(Data tied to figure images)
↓↓↓

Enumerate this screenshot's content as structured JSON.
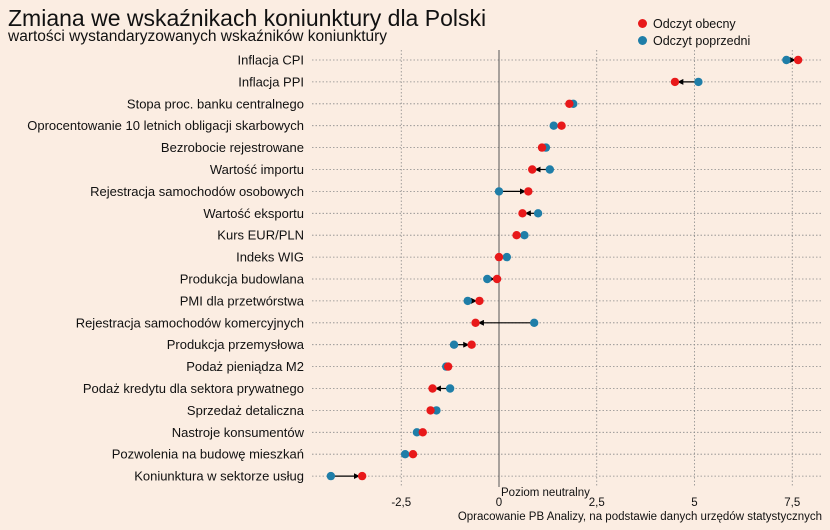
{
  "title": "Zmiana we wskaźnikach koniunktury dla Polski",
  "subtitle": "wartości wystandaryzowanych wskaźników koniunktury",
  "caption": "Opracowanie  PB Analizy, na podstawie danych urzędów statystycznych",
  "colors": {
    "background": "#fbede2",
    "current": "#e8191a",
    "previous": "#1f7ea8",
    "arrow": "#000000",
    "grid": "#8a8a8a",
    "zero_line": "#555555"
  },
  "chart_data": {
    "type": "dot",
    "xlabel": "",
    "ylabel": "",
    "xlim": [
      -4.8,
      8.2
    ],
    "xticks": [
      -2.5,
      0,
      2.5,
      5,
      7.5
    ],
    "xtick_labels": [
      "-2,5",
      "0",
      "2,5",
      "5",
      "7,5"
    ],
    "grid": true,
    "legend_position": "top-right",
    "reference_line": {
      "x": 0,
      "label": "Poziom neutralny"
    },
    "categories": [
      "Inflacja CPI",
      "Inflacja PPI",
      "Stopa proc. banku centralnego",
      "Oprocentowanie 10 letnich obligacji skarbowych",
      "Bezrobocie rejestrowane",
      "Wartość importu",
      "Rejestracja samochodów osobowych",
      "Wartość eksportu",
      "Kurs EUR/PLN",
      "Indeks WIG",
      "Produkcja budowlana",
      "PMI dla przetwórstwa",
      "Rejestracja samochodów komercyjnych",
      "Produkcja przemysłowa",
      "Podaż pieniądza M2",
      "Podaż kredytu dla sektora prywatnego",
      "Sprzedaż detaliczna",
      "Nastroje konsumentów",
      "Pozwolenia na budowę mieszkań",
      "Koniunktura w sektorze usług"
    ],
    "series": [
      {
        "name": "Odczyt obecny",
        "values": [
          7.65,
          4.5,
          1.8,
          1.6,
          1.1,
          0.85,
          0.75,
          0.6,
          0.45,
          0.0,
          -0.05,
          -0.5,
          -0.6,
          -0.7,
          -1.3,
          -1.7,
          -1.75,
          -1.95,
          -2.2,
          -3.5
        ]
      },
      {
        "name": "Odczyt poprzedni",
        "values": [
          7.35,
          5.1,
          1.9,
          1.4,
          1.2,
          1.3,
          0.0,
          1.0,
          0.65,
          0.2,
          -0.3,
          -0.8,
          0.9,
          -1.15,
          -1.35,
          -1.25,
          -1.6,
          -2.1,
          -2.4,
          -4.3
        ]
      }
    ]
  }
}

↑↑↑

- **EXERCISE INSTRUCTIONS**
Skip the pictures, then retype every line above exactly.

- **OUTPUT**
Enumerate this screenshot's content as structured JSON.
{
  "title": "Zmiana we wskaźnikach koniunktury dla Polski",
  "subtitle": "wartości wystandaryzowanych wskaźników koniunktury",
  "caption": "Opracowanie  PB Analizy, na podstawie danych urzędów statystycznych",
  "colors": {
    "background": "#fbede2",
    "current": "#e8191a",
    "previous": "#1f7ea8",
    "arrow": "#000000",
    "grid": "#8a8a8a",
    "zero_line": "#555555"
  },
  "chart_data": {
    "type": "dot",
    "xlabel": "",
    "ylabel": "",
    "xlim": [
      -4.8,
      8.2
    ],
    "xticks": [
      -2.5,
      0,
      2.5,
      5,
      7.5
    ],
    "xtick_labels": [
      "-2,5",
      "0",
      "2,5",
      "5",
      "7,5"
    ],
    "grid": true,
    "legend_position": "top-right",
    "reference_line": {
      "x": 0,
      "label": "Poziom neutralny"
    },
    "categories": [
      "Inflacja CPI",
      "Inflacja PPI",
      "Stopa proc. banku centralnego",
      "Oprocentowanie 10 letnich obligacji skarbowych",
      "Bezrobocie rejestrowane",
      "Wartość importu",
      "Rejestracja samochodów osobowych",
      "Wartość eksportu",
      "Kurs EUR/PLN",
      "Indeks WIG",
      "Produkcja budowlana",
      "PMI dla przetwórstwa",
      "Rejestracja samochodów komercyjnych",
      "Produkcja przemysłowa",
      "Podaż pieniądza M2",
      "Podaż kredytu dla sektora prywatnego",
      "Sprzedaż detaliczna",
      "Nastroje konsumentów",
      "Pozwolenia na budowę mieszkań",
      "Koniunktura w sektorze usług"
    ],
    "series": [
      {
        "name": "Odczyt obecny",
        "values": [
          7.65,
          4.5,
          1.8,
          1.6,
          1.1,
          0.85,
          0.75,
          0.6,
          0.45,
          0.0,
          -0.05,
          -0.5,
          -0.6,
          -0.7,
          -1.3,
          -1.7,
          -1.75,
          -1.95,
          -2.2,
          -3.5
        ]
      },
      {
        "name": "Odczyt poprzedni",
        "values": [
          7.35,
          5.1,
          1.9,
          1.4,
          1.2,
          1.3,
          0.0,
          1.0,
          0.65,
          0.2,
          -0.3,
          -0.8,
          0.9,
          -1.15,
          -1.35,
          -1.25,
          -1.6,
          -2.1,
          -2.4,
          -4.3
        ]
      }
    ]
  }
}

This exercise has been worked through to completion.